Given exercise:
Restate the whole of the material. Keep every word, and drop the pictures.

Dataset excerpts:
*-*-*

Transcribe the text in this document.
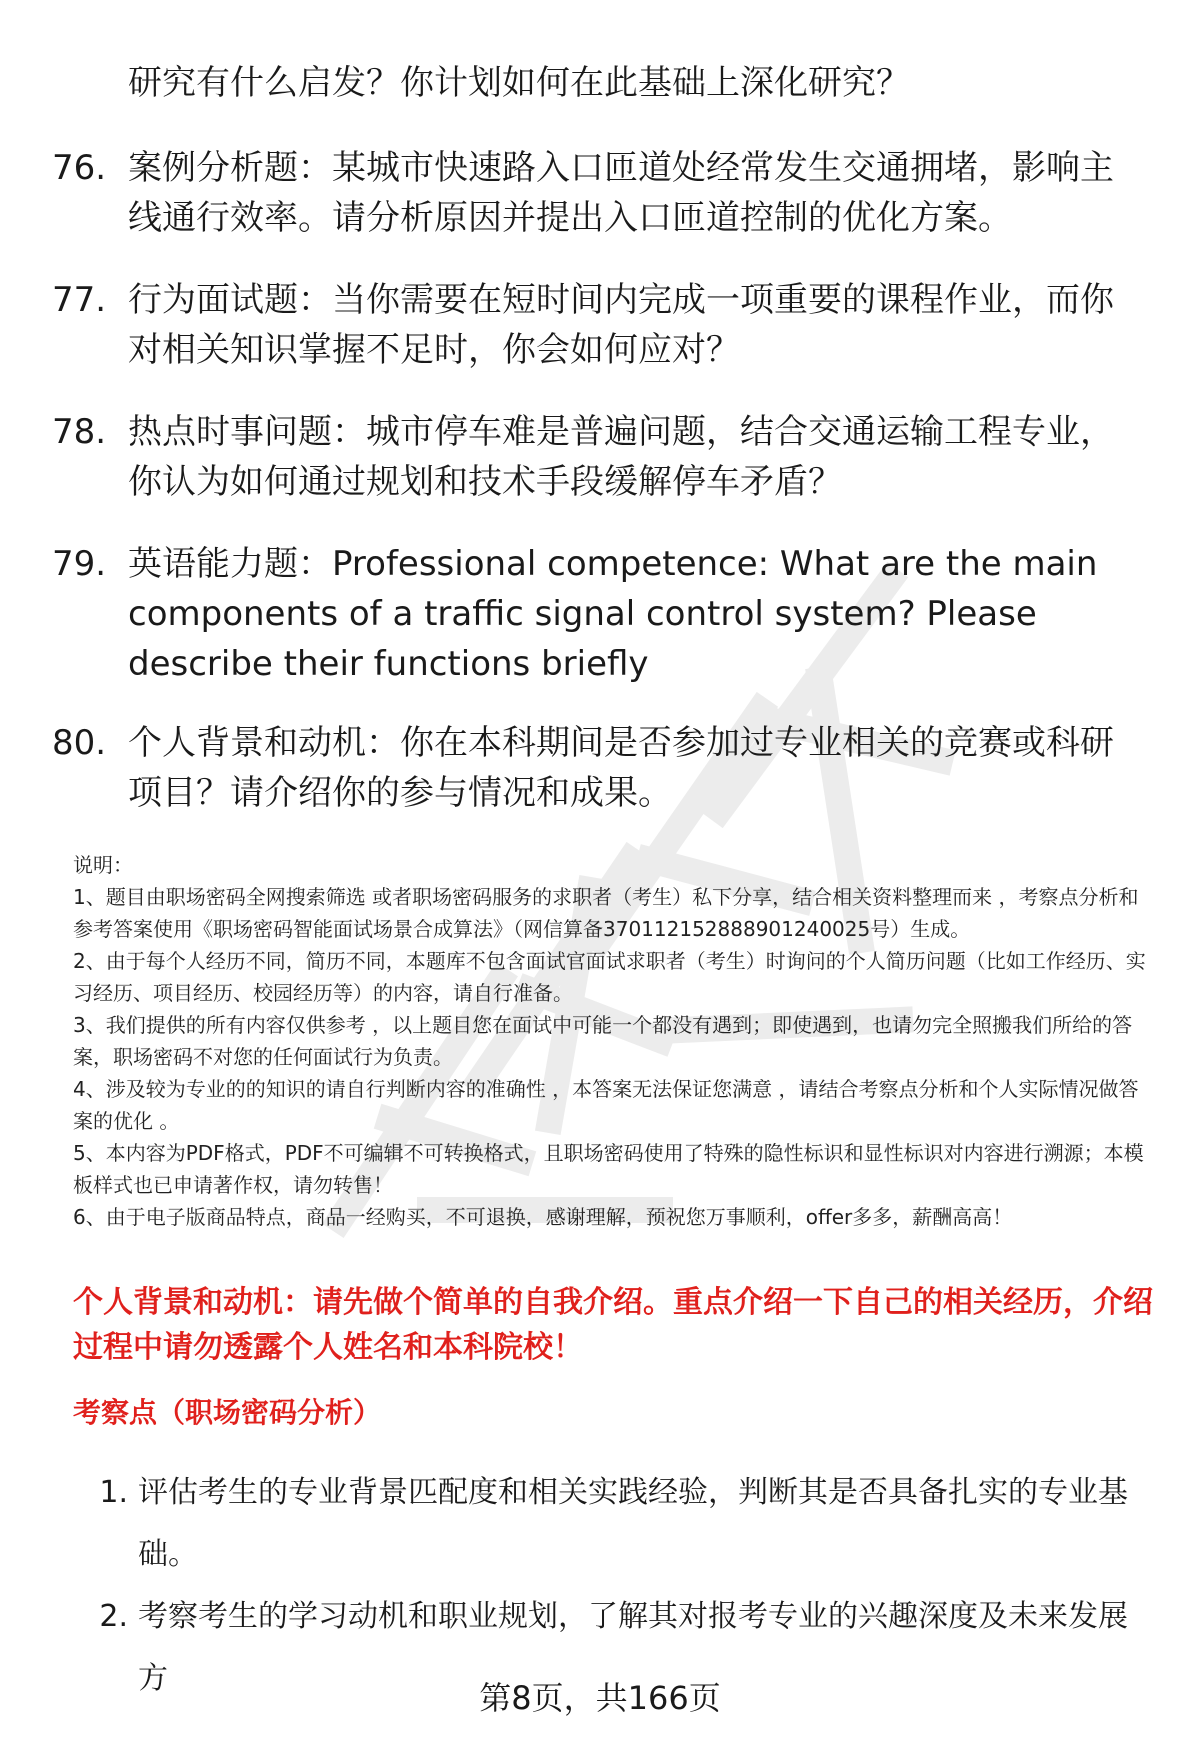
研究有什么启发？你计划如何在此基础上深化研究？
76. 案例分析题：某城市快速路入口匝道处经常发生交通拥堵，影响主线通行效率。请分析原因并提出入口匝道控制的优化方案。
77. 行为面试题：当你需要在短时间内完成一项重要的课程作业，而你对相关知识掌握不足时，你会如何应对？
78. 热点时事问题：城市停车难是普遍问题，结合交通运输工程专业，你认为如何通过规划和技术手段缓解停车矛盾？
79. 英语能力题：Professional competence: What are the main components of a traffic signal control system? Please describe their functions briefly
80. 个人背景和动机：你在本科期间是否参加过专业相关的竞赛或科研项目？请介绍你的参与情况和成果。

说明：

1、题目由职场密码全网搜索筛选 或者职场密码服务的求职者（考生）私下分享，结合相关资料整理而来 ，考察点分析和参考答案使用《职场密码智能面试场景合成算法》（网信算备370112152888901240025号）生成。

2、由于每个人经历不同，简历不同，本题库不包含面试官面试求职者（考生）时询问的个人简历问题（比如工作经历、实习经历、项目经历、校园经历等）的内容，请自行准备。

3、我们提供的所有内容仅供参考 ，以上题目您在面试中可能一个都没有遇到；即使遇到，也请勿完全照搬我们所给的答案，职场密码不对您的任何面试行为负责。

4、涉及较为专业的的知识的请自行判断内容的准确性 ，本答案无法保证您满意 ，请结合考察点分析和个人实际情况做答案的优化 。

5、本内容为PDF格式，PDF不可编辑不可转换格式，且职场密码使用了特殊的隐性标识和显性标识对内容进行溯源；本模板样式也已申请著作权，请勿转售！

6、由于电子版商品特点，商品一经购买，不可退换，感谢理解，预祝您万事顺利，offer多多，薪酬高高！

个人背景和动机：请先做个简单的自我介绍。重点介绍一下自己的相关经历，介绍过程中请勿透露个人姓名和本科院校！
考察点（职场密码分析）
1. 评估考生的专业背景匹配度和相关实践经验，判断其是否具备扎实的专业基础。
2. 考察考生的学习动机和职业规划，了解其对报考专业的兴趣深度及未来发展方
第8页，共166页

*-*-*

Full output:
Transcribe the text in this document.
研究有什么启发？你计划如何在此基础上深化研究？
76. 案例分析题：某城市快速路入口匝道处经常发生交通拥堵，影响主线通行效率。请分析原因并提出入口匝道控制的优化方案。
77. 行为面试题：当你需要在短时间内完成一项重要的课程作业，而你对相关知识掌握不足时，你会如何应对？
78. 热点时事问题：城市停车难是普遍问题，结合交通运输工程专业，你认为如何通过规划和技术手段缓解停车矛盾？
79. 英语能力题：Professional competence: What are the main components of a traffic signal control system? Please describe their functions briefly
80. 个人背景和动机：你在本科期间是否参加过专业相关的竞赛或科研项目？请介绍你的参与情况和成果。

说明：

1、题目由职场密码全网搜索筛选 或者职场密码服务的求职者（考生）私下分享，结合相关资料整理而来 ，考察点分析和参考答案使用《职场密码智能面试场景合成算法》（网信算备370112152888901240025号）生成。

2、由于每个人经历不同，简历不同，本题库不包含面试官面试求职者（考生）时询问的个人简历问题（比如工作经历、实习经历、项目经历、校园经历等）的内容，请自行准备。

3、我们提供的所有内容仅供参考 ，以上题目您在面试中可能一个都没有遇到；即使遇到，也请勿完全照搬我们所给的答案，职场密码不对您的任何面试行为负责。

4、涉及较为专业的的知识的请自行判断内容的准确性 ，本答案无法保证您满意 ，请结合考察点分析和个人实际情况做答案的优化 。

5、本内容为PDF格式，PDF不可编辑不可转换格式，且职场密码使用了特殊的隐性标识和显性标识对内容进行溯源；本模板样式也已申请著作权，请勿转售！

6、由于电子版商品特点，商品一经购买，不可退换，感谢理解，预祝您万事顺利，offer多多，薪酬高高！

个人背景和动机：请先做个简单的自我介绍。重点介绍一下自己的相关经历，介绍过程中请勿透露个人姓名和本科院校！
考察点（职场密码分析）
1. 评估考生的专业背景匹配度和相关实践经验，判断其是否具备扎实的专业基础。
2. 考察考生的学习动机和职业规划，了解其对报考专业的兴趣深度及未来发展方
第8页，共166页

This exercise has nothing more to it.